(TEXT SECTION begins)

Letters to the Editor (12/26/2012)
Co-op trustee did not share meeting tape
Your report (Judge orders co-op to release addresses, Dec. 19, 2012) repeats the false charge that I “released recorded confidential information to the SEC Reform Group.”
That is not the case. On the advice of my attorney, I wore a live voice recorder on my person in self defense, every time I attended a board meeting and on many visits to the co-op, because I suspected that management and the board were trying to frame me for some form of sexual and ethnic discrimination. My purpose was to have a record of what I said and what was said to me on any occasion when dealing with the board or management. Co-op attorneys were told about my purpose in a letter from May, 2012, drafted by my attorney.
I was required by the insurance company appointed attorneys defending the SEC and me, in suits brought by two former SEC employees, to provide four recordings from which all executive sessions and attorney, client privileged discussions were redacted (erased) by the attorneys. Those items and others are in the custody of those attorneys and the court.

(TEXT SECTION ends)
(INFORMATION begins)

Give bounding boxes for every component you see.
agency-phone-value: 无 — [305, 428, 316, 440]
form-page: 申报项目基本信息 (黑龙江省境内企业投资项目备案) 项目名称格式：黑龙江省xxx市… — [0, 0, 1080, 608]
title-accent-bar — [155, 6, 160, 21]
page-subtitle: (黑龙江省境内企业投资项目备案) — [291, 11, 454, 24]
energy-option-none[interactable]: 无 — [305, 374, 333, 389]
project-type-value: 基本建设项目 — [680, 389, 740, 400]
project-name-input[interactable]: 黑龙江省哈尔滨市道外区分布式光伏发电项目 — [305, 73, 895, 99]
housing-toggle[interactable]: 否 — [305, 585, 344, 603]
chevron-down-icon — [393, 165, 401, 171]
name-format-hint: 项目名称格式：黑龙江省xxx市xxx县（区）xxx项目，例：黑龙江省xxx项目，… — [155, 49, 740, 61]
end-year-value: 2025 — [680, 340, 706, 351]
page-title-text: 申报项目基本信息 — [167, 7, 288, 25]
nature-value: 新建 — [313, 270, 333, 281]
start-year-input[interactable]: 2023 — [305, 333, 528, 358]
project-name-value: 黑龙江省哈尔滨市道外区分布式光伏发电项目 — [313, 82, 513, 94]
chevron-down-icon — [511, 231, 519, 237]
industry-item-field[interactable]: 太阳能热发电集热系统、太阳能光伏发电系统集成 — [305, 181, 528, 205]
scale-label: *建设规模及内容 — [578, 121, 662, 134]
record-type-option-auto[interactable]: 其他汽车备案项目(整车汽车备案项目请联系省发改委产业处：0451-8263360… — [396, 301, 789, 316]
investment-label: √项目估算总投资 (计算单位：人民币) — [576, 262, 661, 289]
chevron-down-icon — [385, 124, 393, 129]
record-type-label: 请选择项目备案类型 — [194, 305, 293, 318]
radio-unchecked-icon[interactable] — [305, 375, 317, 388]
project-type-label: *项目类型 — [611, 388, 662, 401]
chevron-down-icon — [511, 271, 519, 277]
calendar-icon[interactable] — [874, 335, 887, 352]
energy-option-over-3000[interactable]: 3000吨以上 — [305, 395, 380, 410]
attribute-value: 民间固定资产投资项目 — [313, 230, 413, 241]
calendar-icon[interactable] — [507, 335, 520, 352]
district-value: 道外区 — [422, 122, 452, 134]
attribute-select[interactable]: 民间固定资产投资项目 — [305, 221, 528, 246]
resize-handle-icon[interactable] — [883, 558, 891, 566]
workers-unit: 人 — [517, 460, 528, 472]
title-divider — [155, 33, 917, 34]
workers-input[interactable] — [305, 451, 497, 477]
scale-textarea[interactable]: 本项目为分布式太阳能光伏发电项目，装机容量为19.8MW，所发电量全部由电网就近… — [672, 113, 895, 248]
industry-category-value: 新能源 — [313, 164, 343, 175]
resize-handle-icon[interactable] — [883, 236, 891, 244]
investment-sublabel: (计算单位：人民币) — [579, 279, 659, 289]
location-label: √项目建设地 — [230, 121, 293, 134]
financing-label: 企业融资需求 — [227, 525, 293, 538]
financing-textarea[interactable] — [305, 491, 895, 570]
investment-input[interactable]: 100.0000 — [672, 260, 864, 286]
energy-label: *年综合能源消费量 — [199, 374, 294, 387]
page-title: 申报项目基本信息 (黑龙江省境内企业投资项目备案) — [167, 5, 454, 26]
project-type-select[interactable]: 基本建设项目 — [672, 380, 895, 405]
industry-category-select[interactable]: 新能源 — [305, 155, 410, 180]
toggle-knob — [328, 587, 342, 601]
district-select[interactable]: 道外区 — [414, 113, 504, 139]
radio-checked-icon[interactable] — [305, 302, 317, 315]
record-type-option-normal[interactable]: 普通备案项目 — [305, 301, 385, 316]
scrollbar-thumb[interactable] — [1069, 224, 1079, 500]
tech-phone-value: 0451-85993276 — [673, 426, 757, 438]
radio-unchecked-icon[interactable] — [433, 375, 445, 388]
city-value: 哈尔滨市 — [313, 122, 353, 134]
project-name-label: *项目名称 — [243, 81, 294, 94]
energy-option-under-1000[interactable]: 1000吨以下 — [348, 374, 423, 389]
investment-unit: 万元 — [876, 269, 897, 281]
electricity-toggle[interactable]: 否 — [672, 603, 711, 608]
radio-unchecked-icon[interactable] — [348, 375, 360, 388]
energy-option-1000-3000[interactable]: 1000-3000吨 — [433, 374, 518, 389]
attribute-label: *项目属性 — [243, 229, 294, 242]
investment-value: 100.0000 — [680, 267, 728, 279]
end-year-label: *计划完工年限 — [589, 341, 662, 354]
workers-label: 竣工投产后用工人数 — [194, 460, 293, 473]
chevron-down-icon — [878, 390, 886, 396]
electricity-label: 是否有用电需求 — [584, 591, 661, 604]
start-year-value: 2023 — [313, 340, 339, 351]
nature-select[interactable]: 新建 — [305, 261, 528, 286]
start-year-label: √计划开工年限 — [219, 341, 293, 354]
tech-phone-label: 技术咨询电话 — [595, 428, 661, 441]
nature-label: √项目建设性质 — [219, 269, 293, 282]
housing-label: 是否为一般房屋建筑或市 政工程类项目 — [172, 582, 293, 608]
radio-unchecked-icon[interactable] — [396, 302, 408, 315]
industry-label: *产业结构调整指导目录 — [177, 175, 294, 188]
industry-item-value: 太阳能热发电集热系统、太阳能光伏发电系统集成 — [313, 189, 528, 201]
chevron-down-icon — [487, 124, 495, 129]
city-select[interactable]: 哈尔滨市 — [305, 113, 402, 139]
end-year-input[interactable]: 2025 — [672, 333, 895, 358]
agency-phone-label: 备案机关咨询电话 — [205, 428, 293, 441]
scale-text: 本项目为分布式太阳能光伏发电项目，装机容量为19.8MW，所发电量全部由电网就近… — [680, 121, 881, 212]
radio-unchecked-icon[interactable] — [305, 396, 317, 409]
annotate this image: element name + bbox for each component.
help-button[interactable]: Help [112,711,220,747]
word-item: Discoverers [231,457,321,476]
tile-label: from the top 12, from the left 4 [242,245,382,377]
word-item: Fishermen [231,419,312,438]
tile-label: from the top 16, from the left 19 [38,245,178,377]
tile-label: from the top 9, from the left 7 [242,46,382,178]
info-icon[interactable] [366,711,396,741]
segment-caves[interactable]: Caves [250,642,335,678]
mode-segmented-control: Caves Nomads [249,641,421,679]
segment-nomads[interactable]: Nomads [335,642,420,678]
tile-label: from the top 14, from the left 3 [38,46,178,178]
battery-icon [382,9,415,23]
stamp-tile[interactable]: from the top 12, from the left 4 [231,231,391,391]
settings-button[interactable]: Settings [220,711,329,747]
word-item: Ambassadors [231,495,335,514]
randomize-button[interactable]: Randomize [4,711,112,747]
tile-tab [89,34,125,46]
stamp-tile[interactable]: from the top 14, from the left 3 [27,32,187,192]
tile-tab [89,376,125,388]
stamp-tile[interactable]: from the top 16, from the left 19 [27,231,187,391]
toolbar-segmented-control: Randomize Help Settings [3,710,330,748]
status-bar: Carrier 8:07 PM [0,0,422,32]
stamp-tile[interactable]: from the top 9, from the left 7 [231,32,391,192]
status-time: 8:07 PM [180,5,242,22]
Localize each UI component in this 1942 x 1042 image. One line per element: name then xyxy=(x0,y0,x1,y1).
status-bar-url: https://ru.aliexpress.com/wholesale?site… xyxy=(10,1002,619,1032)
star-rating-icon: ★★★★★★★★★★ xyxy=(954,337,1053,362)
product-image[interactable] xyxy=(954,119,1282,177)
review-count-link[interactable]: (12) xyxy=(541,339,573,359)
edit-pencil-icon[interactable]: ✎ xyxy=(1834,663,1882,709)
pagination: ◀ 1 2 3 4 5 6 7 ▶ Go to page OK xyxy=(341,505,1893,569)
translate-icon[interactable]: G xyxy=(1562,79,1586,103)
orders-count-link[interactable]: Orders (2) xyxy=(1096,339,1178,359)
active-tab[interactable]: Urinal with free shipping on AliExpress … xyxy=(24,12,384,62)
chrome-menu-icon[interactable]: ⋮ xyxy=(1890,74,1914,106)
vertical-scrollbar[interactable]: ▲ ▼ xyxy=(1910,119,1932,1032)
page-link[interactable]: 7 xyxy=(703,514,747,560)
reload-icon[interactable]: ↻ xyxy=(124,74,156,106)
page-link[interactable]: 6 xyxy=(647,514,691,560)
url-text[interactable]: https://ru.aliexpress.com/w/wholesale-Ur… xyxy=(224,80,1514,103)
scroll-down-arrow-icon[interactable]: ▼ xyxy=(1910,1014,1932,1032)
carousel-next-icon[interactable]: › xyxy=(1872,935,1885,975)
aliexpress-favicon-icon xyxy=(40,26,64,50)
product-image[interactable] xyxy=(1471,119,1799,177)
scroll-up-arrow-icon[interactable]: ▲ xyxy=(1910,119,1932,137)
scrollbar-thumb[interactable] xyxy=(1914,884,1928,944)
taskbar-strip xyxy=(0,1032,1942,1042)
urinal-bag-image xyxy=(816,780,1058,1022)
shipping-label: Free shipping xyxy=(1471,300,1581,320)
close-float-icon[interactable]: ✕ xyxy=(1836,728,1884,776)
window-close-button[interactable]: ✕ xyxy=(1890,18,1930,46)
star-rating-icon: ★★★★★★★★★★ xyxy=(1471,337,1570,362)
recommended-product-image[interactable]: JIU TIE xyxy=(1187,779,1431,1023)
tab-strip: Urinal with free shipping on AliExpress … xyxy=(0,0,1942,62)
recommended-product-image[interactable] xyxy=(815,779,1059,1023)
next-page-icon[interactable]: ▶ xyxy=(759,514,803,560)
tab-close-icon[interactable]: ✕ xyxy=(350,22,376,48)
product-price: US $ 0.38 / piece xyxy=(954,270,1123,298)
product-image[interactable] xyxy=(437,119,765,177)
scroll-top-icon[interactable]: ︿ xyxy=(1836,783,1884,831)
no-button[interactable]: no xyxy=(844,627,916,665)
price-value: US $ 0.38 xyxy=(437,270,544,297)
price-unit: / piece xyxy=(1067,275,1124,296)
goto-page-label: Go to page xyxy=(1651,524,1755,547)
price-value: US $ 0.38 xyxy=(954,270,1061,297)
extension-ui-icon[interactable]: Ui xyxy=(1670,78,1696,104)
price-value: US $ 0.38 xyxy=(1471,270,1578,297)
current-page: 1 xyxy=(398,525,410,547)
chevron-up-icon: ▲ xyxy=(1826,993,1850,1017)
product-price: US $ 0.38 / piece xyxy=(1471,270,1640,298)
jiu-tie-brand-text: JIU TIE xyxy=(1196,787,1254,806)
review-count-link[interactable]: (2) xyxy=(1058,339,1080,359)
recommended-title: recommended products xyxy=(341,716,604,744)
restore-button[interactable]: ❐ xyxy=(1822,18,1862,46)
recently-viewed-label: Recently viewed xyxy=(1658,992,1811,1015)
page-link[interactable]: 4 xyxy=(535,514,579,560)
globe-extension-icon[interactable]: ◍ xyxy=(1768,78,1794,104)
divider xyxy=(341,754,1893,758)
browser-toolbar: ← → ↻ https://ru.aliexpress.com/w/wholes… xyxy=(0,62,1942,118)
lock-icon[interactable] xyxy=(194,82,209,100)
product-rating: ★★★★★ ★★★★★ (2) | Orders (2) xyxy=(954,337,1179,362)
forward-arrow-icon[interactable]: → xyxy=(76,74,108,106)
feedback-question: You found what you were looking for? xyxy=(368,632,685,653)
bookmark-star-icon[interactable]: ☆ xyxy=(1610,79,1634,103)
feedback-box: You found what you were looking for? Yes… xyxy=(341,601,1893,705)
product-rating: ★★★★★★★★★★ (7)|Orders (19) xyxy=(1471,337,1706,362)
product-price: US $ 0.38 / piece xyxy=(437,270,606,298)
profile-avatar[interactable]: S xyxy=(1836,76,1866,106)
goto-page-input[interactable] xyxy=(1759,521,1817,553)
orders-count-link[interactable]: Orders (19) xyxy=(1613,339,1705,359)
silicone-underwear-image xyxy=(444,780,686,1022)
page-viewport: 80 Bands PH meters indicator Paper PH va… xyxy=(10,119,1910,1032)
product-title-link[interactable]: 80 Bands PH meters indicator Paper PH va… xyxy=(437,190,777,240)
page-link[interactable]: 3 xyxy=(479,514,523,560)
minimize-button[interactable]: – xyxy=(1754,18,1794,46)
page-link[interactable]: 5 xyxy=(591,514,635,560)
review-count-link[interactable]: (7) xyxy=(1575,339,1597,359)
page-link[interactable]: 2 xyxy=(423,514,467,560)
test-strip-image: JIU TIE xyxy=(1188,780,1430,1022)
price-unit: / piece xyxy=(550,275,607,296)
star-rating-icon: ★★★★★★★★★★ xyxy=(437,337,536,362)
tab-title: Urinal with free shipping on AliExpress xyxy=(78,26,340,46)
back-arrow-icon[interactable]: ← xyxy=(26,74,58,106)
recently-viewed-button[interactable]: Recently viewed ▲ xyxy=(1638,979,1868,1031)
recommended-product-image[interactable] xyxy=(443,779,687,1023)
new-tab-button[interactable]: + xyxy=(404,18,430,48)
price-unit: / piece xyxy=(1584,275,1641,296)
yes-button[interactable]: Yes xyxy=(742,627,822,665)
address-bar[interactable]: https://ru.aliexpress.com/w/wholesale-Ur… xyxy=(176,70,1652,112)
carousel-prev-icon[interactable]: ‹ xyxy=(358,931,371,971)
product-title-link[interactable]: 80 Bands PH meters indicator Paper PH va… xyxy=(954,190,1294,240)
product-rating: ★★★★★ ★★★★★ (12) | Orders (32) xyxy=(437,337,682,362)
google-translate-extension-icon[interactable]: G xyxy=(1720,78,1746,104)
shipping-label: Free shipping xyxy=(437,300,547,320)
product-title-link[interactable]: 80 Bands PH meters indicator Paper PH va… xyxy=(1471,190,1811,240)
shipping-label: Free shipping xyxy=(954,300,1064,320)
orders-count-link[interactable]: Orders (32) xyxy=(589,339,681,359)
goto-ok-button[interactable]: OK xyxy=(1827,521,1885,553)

(INFORMATION ends)

▶ [WHAT TO WORK ON]
Translate this sentence from the letter about the co-op meeting tape into Spanish: "My purpose was to have a record of what I said and what was said to me on any occasion when dealing with the board or management."

▶ [EXERCISE SOLUTION]
Mi propósito era tener un registro de lo que yo decía y de lo que se me decía en cualquier ocasión en que tratara con la junta o con la administración.